Stated task: Quote the listing below in full and exactly as written, but omit every picture.

Items from a figure collection:
════════

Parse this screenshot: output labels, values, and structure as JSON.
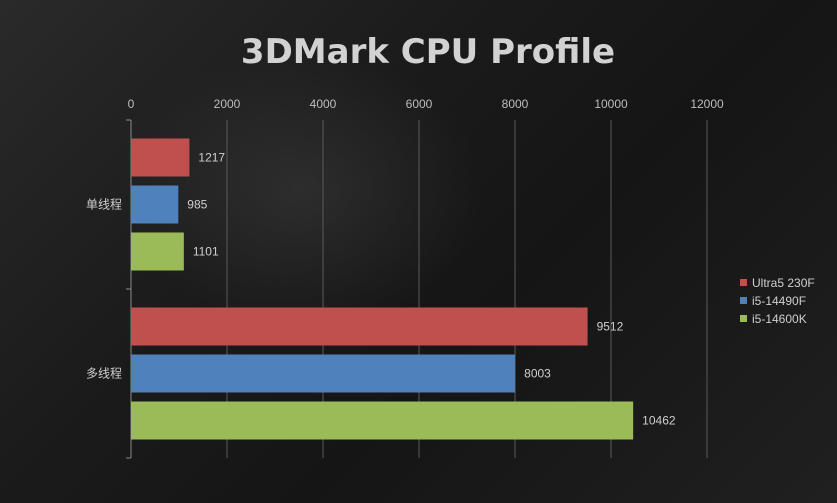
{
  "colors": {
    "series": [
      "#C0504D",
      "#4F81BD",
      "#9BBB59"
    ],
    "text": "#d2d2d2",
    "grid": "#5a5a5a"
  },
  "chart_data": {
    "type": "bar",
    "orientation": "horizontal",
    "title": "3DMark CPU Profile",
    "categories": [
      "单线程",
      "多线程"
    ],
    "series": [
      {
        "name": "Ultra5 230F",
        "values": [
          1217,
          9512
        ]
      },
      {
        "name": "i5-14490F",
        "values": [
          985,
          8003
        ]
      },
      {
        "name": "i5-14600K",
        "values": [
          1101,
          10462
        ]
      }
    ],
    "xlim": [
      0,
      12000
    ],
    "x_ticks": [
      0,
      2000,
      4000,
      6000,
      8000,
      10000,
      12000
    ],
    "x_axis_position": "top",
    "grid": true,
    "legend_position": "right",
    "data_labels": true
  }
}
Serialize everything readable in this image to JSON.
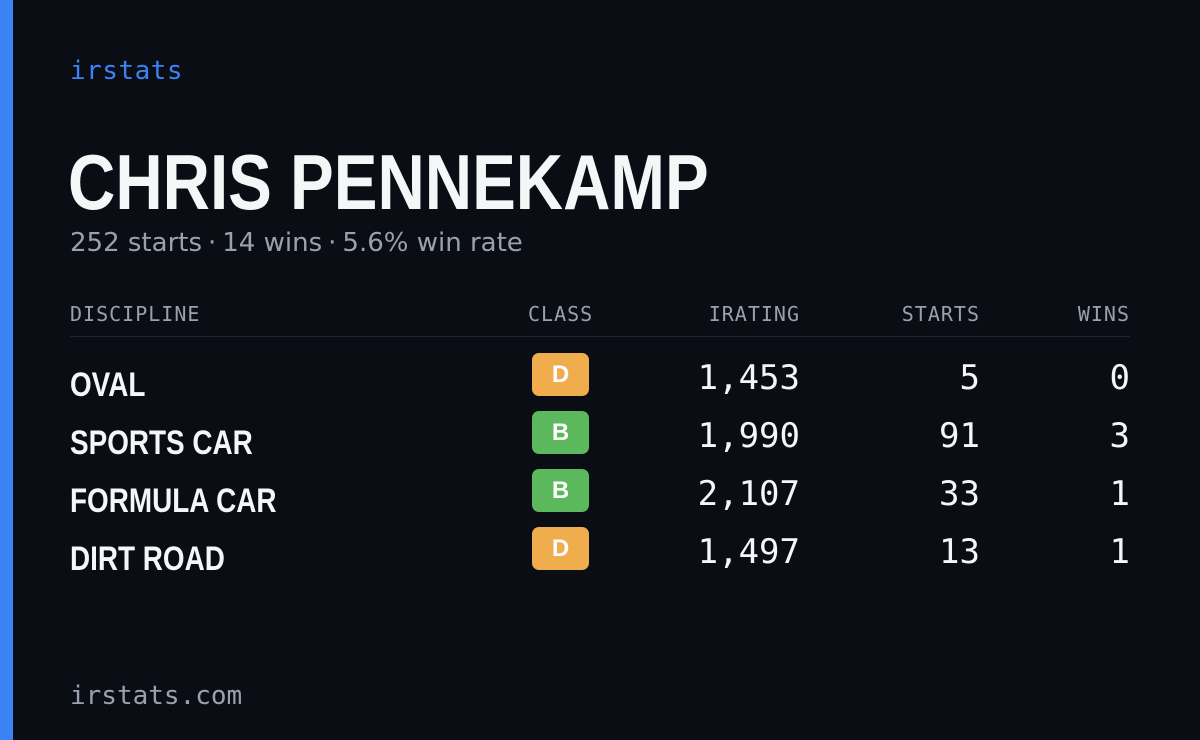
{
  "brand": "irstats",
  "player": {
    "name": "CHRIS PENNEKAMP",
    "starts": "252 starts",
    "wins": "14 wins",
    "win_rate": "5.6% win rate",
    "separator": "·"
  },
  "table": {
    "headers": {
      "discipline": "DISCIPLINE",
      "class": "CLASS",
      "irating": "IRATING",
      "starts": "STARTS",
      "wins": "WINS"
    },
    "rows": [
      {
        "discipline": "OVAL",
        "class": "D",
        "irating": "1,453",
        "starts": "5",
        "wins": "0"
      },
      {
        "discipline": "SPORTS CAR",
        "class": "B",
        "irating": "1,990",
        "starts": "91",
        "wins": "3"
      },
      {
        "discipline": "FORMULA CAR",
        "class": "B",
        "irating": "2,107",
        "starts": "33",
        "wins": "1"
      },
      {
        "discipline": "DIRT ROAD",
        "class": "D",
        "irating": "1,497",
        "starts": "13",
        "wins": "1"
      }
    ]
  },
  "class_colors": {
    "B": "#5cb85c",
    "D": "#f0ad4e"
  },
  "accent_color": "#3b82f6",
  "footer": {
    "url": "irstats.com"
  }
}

════════

Written solution:
Parse this screenshot: output labels, values, and structure as JSON.
{
  "colors": {
    "series": [
      "#C0504D",
      "#4F81BD",
      "#9BBB59"
    ],
    "text": "#d2d2d2",
    "grid": "#5a5a5a"
  },
  "chart_data": {
    "type": "bar",
    "orientation": "horizontal",
    "title": "3DMark CPU Profile",
    "categories": [
      "单线程",
      "多线程"
    ],
    "series": [
      {
        "name": "Ultra5 230F",
        "values": [
          1217,
          9512
        ]
      },
      {
        "name": "i5-14490F",
        "values": [
          985,
          8003
        ]
      },
      {
        "name": "i5-14600K",
        "values": [
          1101,
          10462
        ]
      }
    ],
    "xlim": [
      0,
      12000
    ],
    "x_ticks": [
      0,
      2000,
      4000,
      6000,
      8000,
      10000,
      12000
    ],
    "x_axis_position": "top",
    "grid": true,
    "legend_position": "right",
    "data_labels": true
  }
}
Serialize everything readable in this image to JSON.
{
  "brand": "irstats",
  "player": {
    "name": "CHRIS PENNEKAMP",
    "starts": "252 starts",
    "wins": "14 wins",
    "win_rate": "5.6% win rate",
    "separator": "·"
  },
  "table": {
    "headers": {
      "discipline": "DISCIPLINE",
      "class": "CLASS",
      "irating": "IRATING",
      "starts": "STARTS",
      "wins": "WINS"
    },
    "rows": [
      {
        "discipline": "OVAL",
        "class": "D",
        "irating": "1,453",
        "starts": "5",
        "wins": "0"
      },
      {
        "discipline": "SPORTS CAR",
        "class": "B",
        "irating": "1,990",
        "starts": "91",
        "wins": "3"
      },
      {
        "discipline": "FORMULA CAR",
        "class": "B",
        "irating": "2,107",
        "starts": "33",
        "wins": "1"
      },
      {
        "discipline": "DIRT ROAD",
        "class": "D",
        "irating": "1,497",
        "starts": "13",
        "wins": "1"
      }
    ]
  },
  "class_colors": {
    "B": "#5cb85c",
    "D": "#f0ad4e"
  },
  "accent_color": "#3b82f6",
  "footer": {
    "url": "irstats.com"
  }
}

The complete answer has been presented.